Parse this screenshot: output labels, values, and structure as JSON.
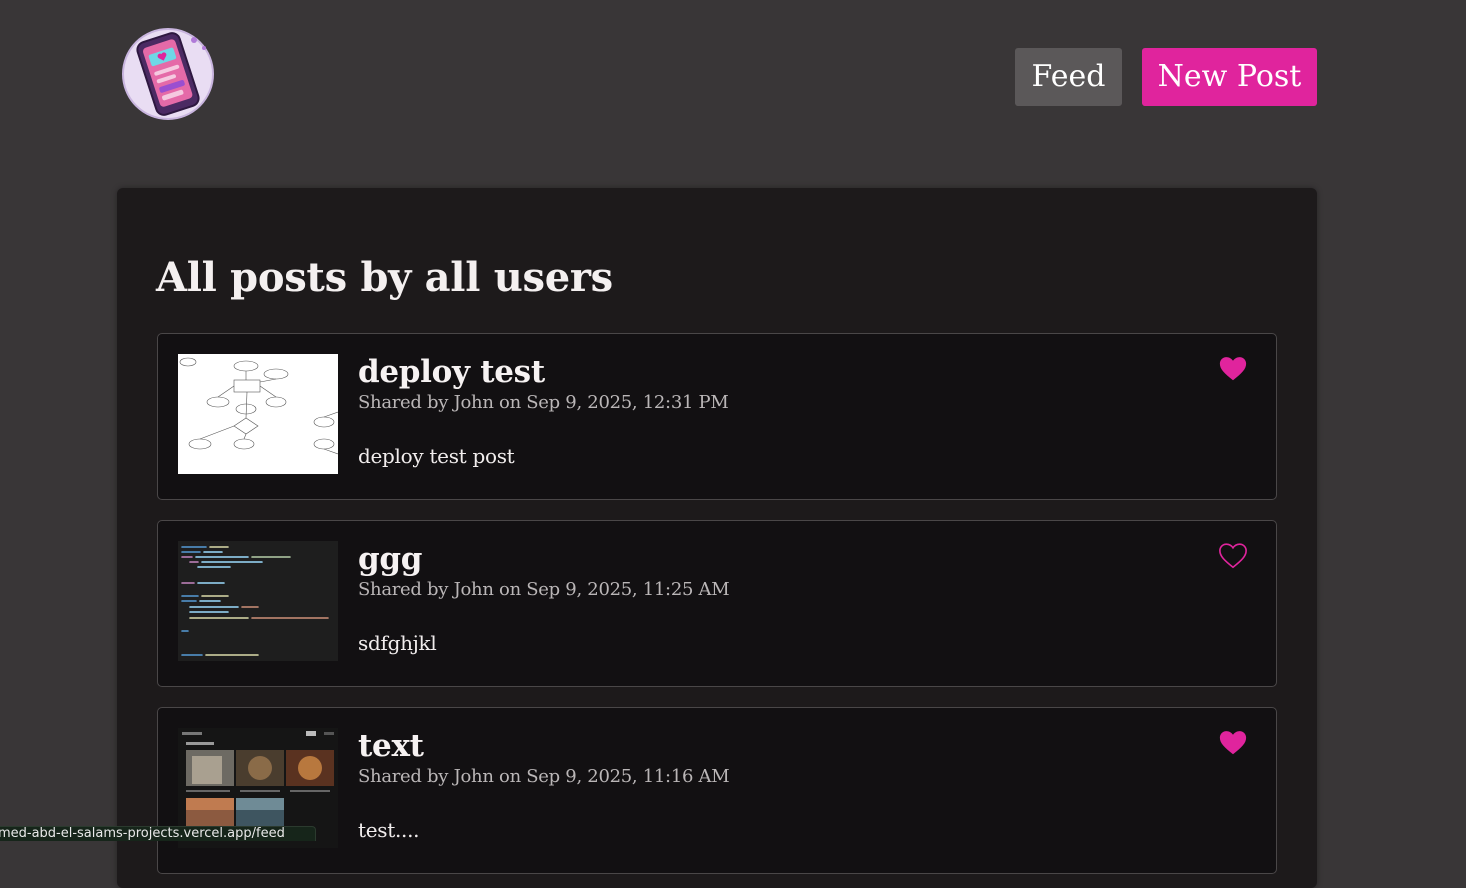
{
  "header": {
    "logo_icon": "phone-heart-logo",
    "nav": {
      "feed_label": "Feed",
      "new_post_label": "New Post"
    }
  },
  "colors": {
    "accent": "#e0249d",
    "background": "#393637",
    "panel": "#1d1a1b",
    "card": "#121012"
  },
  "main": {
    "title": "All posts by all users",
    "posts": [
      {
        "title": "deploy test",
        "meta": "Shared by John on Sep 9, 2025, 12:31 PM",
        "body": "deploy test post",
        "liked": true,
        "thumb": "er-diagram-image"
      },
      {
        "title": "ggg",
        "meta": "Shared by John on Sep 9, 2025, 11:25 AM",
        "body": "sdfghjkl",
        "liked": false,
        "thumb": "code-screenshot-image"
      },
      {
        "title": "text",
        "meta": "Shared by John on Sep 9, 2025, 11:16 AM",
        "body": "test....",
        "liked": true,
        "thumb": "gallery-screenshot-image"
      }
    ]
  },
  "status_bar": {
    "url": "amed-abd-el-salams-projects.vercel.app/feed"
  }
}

::::::

• [Task description]: Go through the material and select each line with the string "screenshot" in it.

• [Answer to the problem]:
Parse this screenshot: output labels, values, and structure as JSON.
        "thumb": "code-screenshot-image"
        "thumb": "gallery-screenshot-image"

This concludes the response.